Dataset listings of figures
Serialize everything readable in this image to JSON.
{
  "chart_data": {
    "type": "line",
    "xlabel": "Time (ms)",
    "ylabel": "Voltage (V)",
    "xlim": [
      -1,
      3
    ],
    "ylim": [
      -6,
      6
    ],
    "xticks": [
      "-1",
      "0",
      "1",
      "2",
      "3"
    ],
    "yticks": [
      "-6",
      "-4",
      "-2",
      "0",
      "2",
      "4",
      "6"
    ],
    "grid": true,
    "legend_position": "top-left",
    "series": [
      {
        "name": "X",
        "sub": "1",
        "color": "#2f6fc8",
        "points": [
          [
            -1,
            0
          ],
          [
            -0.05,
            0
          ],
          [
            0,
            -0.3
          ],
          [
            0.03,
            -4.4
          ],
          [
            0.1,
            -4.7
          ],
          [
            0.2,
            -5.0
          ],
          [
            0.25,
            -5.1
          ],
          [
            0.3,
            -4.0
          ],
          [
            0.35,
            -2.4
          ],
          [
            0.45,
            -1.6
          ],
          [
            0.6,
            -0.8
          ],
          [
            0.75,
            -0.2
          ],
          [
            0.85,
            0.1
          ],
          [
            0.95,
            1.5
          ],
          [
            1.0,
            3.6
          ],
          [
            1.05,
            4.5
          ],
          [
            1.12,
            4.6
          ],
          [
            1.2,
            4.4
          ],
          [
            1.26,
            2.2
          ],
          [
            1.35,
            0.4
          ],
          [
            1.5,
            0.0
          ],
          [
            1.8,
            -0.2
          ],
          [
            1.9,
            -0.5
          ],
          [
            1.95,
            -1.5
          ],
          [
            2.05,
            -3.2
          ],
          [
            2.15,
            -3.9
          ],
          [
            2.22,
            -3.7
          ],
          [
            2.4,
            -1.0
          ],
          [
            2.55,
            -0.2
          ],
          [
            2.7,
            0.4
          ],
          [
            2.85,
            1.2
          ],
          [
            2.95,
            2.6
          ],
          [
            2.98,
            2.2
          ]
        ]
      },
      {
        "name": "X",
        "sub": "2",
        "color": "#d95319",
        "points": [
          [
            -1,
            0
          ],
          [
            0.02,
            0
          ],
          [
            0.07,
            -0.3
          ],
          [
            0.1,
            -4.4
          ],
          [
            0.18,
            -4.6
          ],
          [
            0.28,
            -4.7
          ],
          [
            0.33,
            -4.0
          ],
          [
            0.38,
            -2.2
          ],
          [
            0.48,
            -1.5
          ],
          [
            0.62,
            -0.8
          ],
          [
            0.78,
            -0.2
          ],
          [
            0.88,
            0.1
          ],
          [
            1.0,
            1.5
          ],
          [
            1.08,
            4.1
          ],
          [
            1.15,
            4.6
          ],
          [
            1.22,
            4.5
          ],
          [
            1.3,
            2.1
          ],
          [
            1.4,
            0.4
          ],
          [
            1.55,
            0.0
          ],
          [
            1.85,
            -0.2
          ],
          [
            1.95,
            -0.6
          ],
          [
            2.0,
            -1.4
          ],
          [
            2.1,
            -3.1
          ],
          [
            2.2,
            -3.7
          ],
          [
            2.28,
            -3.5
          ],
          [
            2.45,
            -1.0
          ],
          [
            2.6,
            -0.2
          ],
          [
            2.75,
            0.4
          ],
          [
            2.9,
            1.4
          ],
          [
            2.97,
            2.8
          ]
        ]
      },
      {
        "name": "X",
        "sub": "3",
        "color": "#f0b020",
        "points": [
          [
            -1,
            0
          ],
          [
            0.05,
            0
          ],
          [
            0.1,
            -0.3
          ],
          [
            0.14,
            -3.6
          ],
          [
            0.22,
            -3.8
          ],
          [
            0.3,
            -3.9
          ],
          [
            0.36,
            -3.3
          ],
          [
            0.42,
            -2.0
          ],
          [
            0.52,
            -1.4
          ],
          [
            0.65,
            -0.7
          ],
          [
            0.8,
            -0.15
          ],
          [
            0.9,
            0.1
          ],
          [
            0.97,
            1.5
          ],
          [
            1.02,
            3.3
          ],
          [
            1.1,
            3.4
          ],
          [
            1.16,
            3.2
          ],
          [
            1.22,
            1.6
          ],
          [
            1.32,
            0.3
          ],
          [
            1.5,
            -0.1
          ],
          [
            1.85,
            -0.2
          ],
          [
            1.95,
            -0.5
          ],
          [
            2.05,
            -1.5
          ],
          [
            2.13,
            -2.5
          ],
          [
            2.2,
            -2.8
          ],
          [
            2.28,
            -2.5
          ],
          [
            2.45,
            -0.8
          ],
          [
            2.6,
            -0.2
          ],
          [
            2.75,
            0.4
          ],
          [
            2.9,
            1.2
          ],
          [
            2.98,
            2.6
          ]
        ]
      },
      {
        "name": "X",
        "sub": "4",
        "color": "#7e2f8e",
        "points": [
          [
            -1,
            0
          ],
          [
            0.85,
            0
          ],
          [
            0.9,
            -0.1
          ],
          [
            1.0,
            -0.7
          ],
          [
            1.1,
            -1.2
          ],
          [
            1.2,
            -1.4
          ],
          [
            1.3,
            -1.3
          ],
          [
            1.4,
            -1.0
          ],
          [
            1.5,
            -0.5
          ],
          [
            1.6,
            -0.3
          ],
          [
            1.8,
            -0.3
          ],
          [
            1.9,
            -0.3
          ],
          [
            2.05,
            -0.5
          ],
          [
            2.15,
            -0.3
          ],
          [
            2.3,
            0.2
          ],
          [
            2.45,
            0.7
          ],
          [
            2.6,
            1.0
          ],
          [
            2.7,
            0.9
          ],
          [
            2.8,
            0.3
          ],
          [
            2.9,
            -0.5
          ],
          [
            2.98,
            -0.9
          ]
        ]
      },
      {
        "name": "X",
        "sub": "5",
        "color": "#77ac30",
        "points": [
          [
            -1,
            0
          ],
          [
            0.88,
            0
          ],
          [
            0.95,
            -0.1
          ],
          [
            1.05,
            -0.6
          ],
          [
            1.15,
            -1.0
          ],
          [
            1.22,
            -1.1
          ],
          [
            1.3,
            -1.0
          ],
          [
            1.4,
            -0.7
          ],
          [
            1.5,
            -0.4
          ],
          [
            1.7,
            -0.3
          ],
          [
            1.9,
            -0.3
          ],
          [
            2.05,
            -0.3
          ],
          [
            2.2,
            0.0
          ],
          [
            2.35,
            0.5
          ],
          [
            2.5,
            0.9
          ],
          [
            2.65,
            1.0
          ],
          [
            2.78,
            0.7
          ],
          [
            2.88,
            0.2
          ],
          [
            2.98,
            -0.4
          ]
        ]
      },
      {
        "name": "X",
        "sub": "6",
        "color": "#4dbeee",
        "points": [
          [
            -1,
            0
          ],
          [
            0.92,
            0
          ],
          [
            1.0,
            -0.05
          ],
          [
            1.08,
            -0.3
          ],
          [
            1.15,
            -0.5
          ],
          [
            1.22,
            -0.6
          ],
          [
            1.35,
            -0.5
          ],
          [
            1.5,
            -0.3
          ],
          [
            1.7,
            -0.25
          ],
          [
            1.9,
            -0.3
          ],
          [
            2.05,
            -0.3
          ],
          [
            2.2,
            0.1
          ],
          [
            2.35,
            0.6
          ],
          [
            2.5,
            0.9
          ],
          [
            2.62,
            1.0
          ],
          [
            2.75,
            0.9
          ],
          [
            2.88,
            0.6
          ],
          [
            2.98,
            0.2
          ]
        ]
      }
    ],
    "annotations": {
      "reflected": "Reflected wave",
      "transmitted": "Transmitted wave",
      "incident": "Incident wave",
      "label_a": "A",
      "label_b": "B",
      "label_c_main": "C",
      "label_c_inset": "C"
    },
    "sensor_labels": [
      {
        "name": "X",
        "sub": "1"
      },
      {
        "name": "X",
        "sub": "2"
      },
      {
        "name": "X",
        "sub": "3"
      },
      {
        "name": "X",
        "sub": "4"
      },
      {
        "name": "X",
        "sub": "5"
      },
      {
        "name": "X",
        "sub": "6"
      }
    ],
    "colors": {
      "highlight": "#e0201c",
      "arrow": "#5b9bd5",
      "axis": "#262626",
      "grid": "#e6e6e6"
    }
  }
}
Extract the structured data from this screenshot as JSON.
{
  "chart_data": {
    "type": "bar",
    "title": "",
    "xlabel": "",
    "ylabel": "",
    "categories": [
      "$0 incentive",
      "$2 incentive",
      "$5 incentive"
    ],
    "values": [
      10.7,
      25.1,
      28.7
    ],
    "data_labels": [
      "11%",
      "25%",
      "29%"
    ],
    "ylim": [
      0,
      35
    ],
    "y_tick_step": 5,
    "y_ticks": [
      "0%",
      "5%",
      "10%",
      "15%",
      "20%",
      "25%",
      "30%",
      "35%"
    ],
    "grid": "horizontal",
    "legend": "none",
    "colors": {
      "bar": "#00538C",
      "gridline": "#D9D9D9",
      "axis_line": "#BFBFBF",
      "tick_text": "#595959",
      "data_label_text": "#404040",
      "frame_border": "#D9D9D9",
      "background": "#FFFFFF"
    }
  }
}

Exercise prompt: From the entries above, copy out every line where the string "JSON" appears.

Result:
Serialize everything readable in this image to JSON.
Extract the structured data from this screenshot as JSON.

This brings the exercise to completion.